◆ What is needed ◆
Edit the entries from the first one through the line containing "network-speed-value: 192 <box>168" by replacing "Processing" with "Completed", and give back only those lines with nothing else changed.

Rows from a layout dataset:
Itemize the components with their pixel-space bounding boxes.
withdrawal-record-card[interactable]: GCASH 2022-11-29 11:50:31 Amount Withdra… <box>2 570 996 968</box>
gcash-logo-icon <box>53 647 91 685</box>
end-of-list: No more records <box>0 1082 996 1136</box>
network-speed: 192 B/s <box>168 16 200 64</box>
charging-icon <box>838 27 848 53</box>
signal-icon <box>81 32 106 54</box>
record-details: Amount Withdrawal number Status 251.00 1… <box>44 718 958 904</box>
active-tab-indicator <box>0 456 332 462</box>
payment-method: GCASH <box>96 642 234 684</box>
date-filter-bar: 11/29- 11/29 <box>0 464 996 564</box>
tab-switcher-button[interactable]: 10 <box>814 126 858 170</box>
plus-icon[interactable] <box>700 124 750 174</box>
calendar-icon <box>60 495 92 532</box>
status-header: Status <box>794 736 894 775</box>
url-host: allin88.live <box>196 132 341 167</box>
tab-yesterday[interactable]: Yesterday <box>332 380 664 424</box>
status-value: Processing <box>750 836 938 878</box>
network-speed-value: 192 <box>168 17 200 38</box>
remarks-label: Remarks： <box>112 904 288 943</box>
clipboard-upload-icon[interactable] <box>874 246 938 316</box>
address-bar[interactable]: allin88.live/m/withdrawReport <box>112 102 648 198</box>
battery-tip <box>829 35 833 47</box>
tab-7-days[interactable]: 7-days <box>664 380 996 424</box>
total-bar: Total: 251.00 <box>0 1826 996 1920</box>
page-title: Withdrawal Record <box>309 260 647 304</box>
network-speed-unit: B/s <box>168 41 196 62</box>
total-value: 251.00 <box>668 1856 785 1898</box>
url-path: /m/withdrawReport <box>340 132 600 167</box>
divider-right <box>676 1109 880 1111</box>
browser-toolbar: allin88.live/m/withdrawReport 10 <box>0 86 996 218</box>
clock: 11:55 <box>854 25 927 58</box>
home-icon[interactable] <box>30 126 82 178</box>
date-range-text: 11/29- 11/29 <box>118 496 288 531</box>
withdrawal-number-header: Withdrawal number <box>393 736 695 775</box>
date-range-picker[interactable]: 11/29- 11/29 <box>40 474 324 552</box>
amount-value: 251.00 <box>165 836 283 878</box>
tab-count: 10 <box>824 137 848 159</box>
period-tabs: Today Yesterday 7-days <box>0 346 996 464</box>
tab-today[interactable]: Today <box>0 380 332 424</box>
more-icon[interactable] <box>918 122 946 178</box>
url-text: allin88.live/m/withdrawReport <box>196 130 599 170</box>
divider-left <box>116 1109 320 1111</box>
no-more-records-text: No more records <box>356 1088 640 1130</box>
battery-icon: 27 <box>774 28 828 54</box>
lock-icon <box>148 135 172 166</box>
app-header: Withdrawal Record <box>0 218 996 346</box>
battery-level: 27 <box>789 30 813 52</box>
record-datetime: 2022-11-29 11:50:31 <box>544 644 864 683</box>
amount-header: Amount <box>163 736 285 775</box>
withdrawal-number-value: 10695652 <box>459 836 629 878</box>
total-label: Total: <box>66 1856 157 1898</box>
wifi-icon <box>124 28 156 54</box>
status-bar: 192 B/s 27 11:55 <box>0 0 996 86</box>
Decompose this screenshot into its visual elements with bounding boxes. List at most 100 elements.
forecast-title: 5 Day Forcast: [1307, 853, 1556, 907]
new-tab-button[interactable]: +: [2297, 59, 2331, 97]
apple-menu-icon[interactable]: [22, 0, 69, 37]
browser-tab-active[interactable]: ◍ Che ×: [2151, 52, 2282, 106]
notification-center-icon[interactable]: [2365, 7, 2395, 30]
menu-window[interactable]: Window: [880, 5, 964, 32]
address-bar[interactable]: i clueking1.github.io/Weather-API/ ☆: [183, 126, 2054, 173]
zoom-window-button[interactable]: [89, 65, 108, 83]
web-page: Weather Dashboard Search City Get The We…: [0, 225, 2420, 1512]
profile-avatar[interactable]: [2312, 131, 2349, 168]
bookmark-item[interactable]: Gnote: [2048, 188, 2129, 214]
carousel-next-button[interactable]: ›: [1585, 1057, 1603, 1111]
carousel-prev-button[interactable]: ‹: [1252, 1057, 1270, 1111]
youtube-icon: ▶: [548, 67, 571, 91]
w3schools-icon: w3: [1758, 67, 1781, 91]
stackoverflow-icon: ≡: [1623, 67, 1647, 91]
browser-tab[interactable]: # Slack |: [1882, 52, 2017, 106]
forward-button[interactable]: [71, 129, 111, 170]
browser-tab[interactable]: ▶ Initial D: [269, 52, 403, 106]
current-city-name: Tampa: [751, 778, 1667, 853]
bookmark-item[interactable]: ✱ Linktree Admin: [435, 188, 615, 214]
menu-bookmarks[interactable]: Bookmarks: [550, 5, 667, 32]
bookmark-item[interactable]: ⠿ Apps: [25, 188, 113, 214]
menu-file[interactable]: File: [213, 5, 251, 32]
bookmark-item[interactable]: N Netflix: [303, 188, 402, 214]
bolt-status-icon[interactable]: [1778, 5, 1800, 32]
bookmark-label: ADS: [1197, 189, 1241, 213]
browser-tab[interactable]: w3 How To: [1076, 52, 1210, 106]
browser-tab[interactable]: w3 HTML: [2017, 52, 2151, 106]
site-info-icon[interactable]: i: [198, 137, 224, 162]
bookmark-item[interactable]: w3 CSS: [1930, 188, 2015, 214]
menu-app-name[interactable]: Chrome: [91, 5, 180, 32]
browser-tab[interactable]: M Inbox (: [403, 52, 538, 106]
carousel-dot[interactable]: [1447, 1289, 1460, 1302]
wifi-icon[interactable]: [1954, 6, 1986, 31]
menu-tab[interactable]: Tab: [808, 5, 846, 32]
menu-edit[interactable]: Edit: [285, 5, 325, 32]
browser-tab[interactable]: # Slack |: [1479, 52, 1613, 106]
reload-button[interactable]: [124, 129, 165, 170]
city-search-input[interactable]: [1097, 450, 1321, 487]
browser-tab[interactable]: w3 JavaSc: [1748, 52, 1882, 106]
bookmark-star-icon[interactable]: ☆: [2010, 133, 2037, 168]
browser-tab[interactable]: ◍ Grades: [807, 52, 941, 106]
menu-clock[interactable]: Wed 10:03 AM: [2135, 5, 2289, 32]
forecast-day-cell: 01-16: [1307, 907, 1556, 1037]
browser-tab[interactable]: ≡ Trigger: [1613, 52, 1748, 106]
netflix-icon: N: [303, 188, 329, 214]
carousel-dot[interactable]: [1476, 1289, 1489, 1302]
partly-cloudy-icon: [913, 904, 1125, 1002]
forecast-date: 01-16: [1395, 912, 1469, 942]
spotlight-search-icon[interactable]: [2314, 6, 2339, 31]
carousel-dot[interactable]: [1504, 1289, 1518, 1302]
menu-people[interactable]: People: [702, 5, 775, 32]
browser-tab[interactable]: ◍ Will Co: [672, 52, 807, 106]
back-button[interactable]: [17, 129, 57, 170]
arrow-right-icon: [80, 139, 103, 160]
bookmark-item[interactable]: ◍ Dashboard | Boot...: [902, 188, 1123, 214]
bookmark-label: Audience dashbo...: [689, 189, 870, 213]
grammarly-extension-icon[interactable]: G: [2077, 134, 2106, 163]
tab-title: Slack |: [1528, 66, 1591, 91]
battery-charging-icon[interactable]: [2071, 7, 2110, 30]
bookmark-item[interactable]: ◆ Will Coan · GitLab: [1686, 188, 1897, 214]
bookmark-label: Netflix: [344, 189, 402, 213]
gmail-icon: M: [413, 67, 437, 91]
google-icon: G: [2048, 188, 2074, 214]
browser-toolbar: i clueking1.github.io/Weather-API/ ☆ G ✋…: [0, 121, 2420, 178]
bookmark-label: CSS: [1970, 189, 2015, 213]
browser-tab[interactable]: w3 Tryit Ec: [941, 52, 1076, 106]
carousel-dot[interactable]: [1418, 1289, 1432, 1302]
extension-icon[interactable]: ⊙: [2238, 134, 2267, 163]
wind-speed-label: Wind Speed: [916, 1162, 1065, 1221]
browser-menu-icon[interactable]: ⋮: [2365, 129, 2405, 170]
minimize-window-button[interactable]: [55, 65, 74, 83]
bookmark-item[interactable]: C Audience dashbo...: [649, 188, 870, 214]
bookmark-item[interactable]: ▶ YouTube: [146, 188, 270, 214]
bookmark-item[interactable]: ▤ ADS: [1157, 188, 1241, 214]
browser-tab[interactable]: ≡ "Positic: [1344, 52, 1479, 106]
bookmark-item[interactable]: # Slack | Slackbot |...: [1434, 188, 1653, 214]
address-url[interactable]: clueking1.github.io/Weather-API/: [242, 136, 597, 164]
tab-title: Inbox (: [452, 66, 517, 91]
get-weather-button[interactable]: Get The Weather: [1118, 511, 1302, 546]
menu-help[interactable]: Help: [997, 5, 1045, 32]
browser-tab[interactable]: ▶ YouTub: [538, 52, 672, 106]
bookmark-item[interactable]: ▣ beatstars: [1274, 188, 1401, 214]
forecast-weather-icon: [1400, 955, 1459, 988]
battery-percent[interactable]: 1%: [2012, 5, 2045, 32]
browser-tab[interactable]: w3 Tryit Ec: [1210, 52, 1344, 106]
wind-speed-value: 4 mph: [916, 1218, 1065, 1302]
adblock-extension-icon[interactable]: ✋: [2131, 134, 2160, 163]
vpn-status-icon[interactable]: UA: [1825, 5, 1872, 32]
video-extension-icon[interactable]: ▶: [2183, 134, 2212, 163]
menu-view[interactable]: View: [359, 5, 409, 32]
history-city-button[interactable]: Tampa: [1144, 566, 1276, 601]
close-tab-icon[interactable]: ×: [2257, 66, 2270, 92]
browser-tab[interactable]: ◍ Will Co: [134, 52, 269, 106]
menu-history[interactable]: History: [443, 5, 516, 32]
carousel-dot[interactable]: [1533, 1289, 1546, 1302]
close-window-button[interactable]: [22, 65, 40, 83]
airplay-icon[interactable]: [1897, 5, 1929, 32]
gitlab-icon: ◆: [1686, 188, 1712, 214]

◆ Solution to this exercise ◆
Itemize the components with their pixel-space bounding boxes.
withdrawal-record-card[interactable]: GCASH 2022-11-29 11:50:31 Amount Withdra… <box>2 570 996 968</box>
gcash-logo-icon <box>53 647 91 685</box>
end-of-list: No more records <box>0 1082 996 1136</box>
network-speed: 192 B/s <box>168 16 200 64</box>
charging-icon <box>838 27 848 53</box>
signal-icon <box>81 32 106 54</box>
record-details: Amount Withdrawal number Status 251.00 1… <box>44 718 958 904</box>
active-tab-indicator <box>0 456 332 462</box>
payment-method: GCASH <box>96 642 234 684</box>
date-filter-bar: 11/29- 11/29 <box>0 464 996 564</box>
tab-switcher-button[interactable]: 10 <box>814 126 858 170</box>
plus-icon[interactable] <box>700 124 750 174</box>
calendar-icon <box>60 495 92 532</box>
status-header: Status <box>794 736 894 775</box>
url-host: allin88.live <box>196 132 341 167</box>
tab-yesterday[interactable]: Yesterday <box>332 380 664 424</box>
status-value: Completed <box>750 836 938 878</box>
network-speed-value: 192 <box>168 17 200 38</box>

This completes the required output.